RECORDS -
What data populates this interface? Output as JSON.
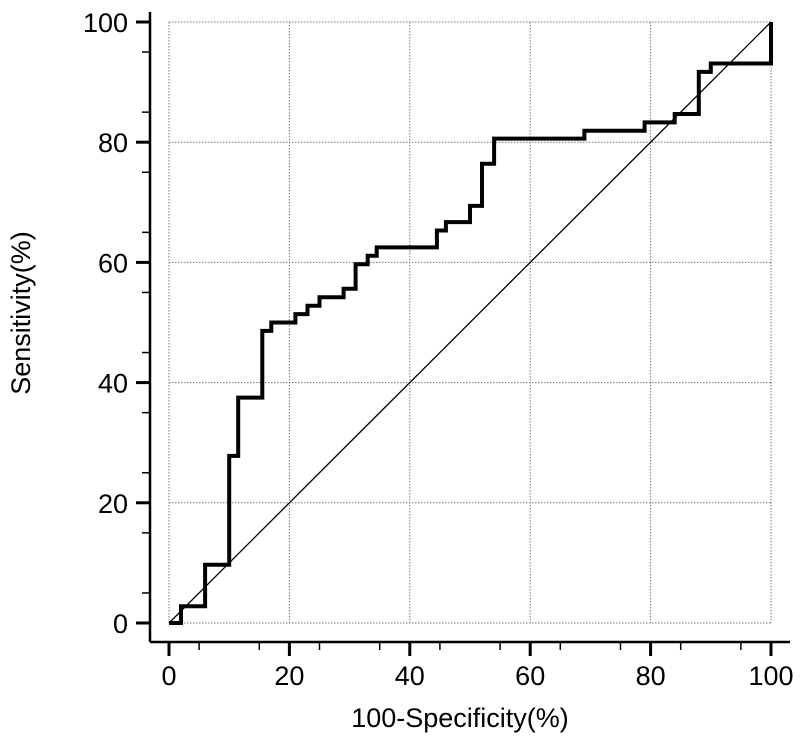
{
  "chart_data": {
    "type": "line",
    "xlabel": "100-Specificity(%)",
    "ylabel": "Sensitivity(%)",
    "xlim": [
      0,
      100
    ],
    "ylim": [
      0,
      100
    ],
    "xticks": [
      "0",
      "20",
      "40",
      "60",
      "80",
      "100"
    ],
    "yticks": [
      "0",
      "20",
      "40",
      "60",
      "80",
      "100"
    ],
    "grid": true,
    "series": [
      {
        "style": "step",
        "color": "#000000",
        "points": [
          [
            0,
            0
          ],
          [
            2,
            0
          ],
          [
            2,
            2.8
          ],
          [
            6,
            2.8
          ],
          [
            6,
            9.7
          ],
          [
            10,
            9.7
          ],
          [
            10,
            27.8
          ],
          [
            11.5,
            27.8
          ],
          [
            11.5,
            37.5
          ],
          [
            15.5,
            37.5
          ],
          [
            15.5,
            48.6
          ],
          [
            17,
            48.6
          ],
          [
            17,
            50
          ],
          [
            21,
            50
          ],
          [
            21,
            51.4
          ],
          [
            23,
            51.4
          ],
          [
            23,
            52.8
          ],
          [
            25,
            52.8
          ],
          [
            25,
            54.2
          ],
          [
            29,
            54.2
          ],
          [
            29,
            55.6
          ],
          [
            31,
            55.6
          ],
          [
            31,
            59.7
          ],
          [
            33,
            59.7
          ],
          [
            33,
            61.1
          ],
          [
            34.5,
            61.1
          ],
          [
            34.5,
            62.5
          ],
          [
            44.5,
            62.5
          ],
          [
            44.5,
            65.3
          ],
          [
            46,
            65.3
          ],
          [
            46,
            66.7
          ],
          [
            50,
            66.7
          ],
          [
            50,
            69.4
          ],
          [
            52,
            69.4
          ],
          [
            52,
            76.4
          ],
          [
            54,
            76.4
          ],
          [
            54,
            80.6
          ],
          [
            69,
            80.6
          ],
          [
            69,
            81.9
          ],
          [
            79,
            81.9
          ],
          [
            79,
            83.3
          ],
          [
            84,
            83.3
          ],
          [
            84,
            84.7
          ],
          [
            88,
            84.7
          ],
          [
            88,
            91.7
          ],
          [
            90,
            91.7
          ],
          [
            90,
            93.1
          ],
          [
            100,
            93.1
          ],
          [
            100,
            100
          ]
        ]
      },
      {
        "style": "reference-diagonal",
        "color": "#000000",
        "points": [
          [
            0,
            0
          ],
          [
            100,
            100
          ]
        ]
      }
    ]
  }
}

DIRECTIONS FOR THIS TASK - Of the lines in this listing, how many contain "style"? Reply with the number and nothing more.

CORRECT RESULT - 2